--- Start Data entries ---

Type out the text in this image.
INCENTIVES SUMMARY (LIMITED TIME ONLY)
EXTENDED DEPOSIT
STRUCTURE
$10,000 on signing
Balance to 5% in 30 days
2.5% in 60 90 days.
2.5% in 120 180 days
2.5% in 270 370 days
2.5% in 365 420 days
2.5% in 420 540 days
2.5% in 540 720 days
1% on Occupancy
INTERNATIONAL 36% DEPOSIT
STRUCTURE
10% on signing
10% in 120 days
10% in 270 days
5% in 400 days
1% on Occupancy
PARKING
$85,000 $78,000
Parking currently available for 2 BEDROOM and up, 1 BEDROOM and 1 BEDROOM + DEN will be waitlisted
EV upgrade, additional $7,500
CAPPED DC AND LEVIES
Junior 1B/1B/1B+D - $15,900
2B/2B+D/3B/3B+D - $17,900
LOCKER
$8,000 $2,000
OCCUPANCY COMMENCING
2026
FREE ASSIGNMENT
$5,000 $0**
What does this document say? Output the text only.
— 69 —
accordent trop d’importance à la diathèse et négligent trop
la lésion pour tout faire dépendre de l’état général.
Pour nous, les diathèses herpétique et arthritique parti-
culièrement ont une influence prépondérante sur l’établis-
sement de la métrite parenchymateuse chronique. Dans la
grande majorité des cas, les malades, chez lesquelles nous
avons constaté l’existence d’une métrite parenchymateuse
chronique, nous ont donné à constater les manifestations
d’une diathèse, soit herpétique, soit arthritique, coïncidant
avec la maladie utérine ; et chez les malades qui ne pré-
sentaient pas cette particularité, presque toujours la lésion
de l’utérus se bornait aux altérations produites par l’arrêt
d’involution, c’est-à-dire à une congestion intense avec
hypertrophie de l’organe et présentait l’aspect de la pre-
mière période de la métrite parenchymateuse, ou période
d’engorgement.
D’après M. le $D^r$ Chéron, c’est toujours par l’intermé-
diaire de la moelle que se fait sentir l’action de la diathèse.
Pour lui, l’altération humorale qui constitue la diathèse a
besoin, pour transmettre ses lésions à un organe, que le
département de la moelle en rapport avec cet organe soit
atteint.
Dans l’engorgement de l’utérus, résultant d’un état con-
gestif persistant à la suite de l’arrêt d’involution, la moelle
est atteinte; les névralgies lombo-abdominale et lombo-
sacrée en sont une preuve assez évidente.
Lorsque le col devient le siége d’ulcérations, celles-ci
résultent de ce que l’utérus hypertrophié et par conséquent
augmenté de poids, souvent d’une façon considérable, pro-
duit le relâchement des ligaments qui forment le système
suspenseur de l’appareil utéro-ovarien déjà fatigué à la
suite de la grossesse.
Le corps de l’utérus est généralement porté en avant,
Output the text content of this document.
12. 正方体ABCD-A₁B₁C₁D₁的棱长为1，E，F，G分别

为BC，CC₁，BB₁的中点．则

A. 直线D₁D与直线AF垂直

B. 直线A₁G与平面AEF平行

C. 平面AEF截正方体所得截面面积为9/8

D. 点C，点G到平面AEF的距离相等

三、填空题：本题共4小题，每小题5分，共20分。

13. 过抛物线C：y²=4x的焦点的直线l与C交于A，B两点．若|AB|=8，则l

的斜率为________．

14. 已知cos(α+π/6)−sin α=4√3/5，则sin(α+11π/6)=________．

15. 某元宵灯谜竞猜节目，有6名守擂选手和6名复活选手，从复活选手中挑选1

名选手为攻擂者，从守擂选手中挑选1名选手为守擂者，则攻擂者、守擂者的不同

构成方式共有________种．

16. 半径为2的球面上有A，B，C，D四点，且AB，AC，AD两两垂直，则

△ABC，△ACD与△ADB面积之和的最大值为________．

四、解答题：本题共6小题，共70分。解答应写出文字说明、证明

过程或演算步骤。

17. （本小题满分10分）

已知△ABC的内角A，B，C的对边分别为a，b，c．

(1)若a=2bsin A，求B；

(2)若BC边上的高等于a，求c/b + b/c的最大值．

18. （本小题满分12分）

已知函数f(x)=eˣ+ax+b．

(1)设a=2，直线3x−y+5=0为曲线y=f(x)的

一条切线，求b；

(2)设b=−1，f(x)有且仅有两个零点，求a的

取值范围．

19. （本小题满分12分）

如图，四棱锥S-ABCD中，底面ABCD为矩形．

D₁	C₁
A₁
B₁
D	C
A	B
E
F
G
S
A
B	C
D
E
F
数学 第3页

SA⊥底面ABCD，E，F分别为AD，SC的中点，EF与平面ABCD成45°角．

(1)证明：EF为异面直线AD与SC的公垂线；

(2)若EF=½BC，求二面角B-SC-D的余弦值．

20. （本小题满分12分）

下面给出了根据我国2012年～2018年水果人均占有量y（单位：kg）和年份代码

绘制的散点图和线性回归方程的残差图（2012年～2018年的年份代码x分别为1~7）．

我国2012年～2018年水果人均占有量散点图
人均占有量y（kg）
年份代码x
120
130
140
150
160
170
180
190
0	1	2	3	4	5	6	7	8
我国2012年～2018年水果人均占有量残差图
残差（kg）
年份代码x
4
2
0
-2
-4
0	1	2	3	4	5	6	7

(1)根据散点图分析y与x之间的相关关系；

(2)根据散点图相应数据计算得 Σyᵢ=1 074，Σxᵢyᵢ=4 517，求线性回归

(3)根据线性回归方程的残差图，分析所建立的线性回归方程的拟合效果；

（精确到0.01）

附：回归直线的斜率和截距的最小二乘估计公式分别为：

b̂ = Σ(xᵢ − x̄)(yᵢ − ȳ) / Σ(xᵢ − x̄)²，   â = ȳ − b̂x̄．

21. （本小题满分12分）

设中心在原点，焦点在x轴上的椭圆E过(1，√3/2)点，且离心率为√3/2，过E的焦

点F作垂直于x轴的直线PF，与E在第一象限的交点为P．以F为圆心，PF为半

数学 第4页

--- End Data entries ---

Search the entries for the word "herpétique" and copy every line that has it.

Completed exercise:
Pour nous, les diathèses herpétique et arthritique parti-
d’une diathèse, soit herpétique, soit arthritique, coïncidant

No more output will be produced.